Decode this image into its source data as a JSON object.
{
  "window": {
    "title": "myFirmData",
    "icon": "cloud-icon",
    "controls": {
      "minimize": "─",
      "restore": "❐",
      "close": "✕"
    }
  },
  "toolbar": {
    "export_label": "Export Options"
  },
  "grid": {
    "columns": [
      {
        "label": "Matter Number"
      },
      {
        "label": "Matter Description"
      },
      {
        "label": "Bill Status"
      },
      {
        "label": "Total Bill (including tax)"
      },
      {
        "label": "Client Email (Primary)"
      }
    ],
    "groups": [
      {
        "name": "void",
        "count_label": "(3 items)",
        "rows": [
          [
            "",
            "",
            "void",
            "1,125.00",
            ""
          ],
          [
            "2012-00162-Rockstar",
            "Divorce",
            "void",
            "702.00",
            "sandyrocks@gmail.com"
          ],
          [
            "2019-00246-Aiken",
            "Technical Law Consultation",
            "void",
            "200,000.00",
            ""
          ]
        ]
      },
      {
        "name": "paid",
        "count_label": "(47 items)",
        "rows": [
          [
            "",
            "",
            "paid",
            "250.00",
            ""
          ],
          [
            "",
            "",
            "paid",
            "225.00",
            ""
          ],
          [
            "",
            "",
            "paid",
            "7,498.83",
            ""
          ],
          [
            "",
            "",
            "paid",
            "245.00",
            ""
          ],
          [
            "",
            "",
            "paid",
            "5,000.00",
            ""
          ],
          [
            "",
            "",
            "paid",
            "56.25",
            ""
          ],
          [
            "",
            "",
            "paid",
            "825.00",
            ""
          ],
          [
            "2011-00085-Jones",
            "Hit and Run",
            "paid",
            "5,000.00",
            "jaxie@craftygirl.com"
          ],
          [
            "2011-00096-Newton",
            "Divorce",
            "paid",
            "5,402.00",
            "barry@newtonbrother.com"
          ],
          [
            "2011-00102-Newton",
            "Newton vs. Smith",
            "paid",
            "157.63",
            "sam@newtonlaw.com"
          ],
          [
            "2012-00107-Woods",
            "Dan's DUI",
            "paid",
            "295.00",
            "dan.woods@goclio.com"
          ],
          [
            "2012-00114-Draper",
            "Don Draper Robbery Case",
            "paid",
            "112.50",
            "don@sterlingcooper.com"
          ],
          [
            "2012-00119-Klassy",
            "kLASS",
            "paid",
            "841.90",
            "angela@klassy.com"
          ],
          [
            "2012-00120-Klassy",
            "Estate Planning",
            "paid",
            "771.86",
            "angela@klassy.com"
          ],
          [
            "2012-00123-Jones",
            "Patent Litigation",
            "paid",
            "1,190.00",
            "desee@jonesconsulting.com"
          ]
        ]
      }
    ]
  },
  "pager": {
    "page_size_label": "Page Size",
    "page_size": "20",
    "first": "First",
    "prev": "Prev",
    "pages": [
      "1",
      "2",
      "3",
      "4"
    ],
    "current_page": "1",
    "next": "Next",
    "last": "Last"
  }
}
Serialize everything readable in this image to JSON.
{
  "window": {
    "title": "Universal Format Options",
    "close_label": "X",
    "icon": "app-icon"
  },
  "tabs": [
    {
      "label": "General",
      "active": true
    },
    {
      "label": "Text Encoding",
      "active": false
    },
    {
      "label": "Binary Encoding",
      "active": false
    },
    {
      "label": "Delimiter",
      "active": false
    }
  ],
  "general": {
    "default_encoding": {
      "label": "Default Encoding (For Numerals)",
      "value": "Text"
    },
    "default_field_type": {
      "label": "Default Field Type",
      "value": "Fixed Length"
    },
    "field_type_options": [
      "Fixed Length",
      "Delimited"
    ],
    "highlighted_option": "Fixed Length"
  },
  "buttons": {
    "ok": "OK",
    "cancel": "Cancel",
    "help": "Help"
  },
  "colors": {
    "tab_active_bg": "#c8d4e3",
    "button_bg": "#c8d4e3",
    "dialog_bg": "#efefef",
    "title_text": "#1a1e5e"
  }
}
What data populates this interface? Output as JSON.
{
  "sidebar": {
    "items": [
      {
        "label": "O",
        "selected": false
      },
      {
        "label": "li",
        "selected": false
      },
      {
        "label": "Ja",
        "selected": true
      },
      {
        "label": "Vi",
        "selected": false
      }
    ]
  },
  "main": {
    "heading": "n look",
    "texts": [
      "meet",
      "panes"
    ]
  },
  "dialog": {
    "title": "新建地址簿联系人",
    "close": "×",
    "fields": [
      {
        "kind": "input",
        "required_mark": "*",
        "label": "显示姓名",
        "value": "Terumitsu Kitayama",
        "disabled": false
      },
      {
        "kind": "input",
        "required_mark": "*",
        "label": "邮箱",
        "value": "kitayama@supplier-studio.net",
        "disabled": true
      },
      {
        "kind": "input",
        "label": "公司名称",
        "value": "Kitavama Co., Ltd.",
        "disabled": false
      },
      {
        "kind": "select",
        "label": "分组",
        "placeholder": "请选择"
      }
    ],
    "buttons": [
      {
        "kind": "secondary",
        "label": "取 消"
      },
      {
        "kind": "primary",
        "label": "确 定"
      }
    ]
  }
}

# Short problem:
Collect each line holding the string "this".

# The solution:
Decode this image into its source data as a JSON object.
Serialize everything readable in this image to JSON.
What data populates this interface? Output as JSON.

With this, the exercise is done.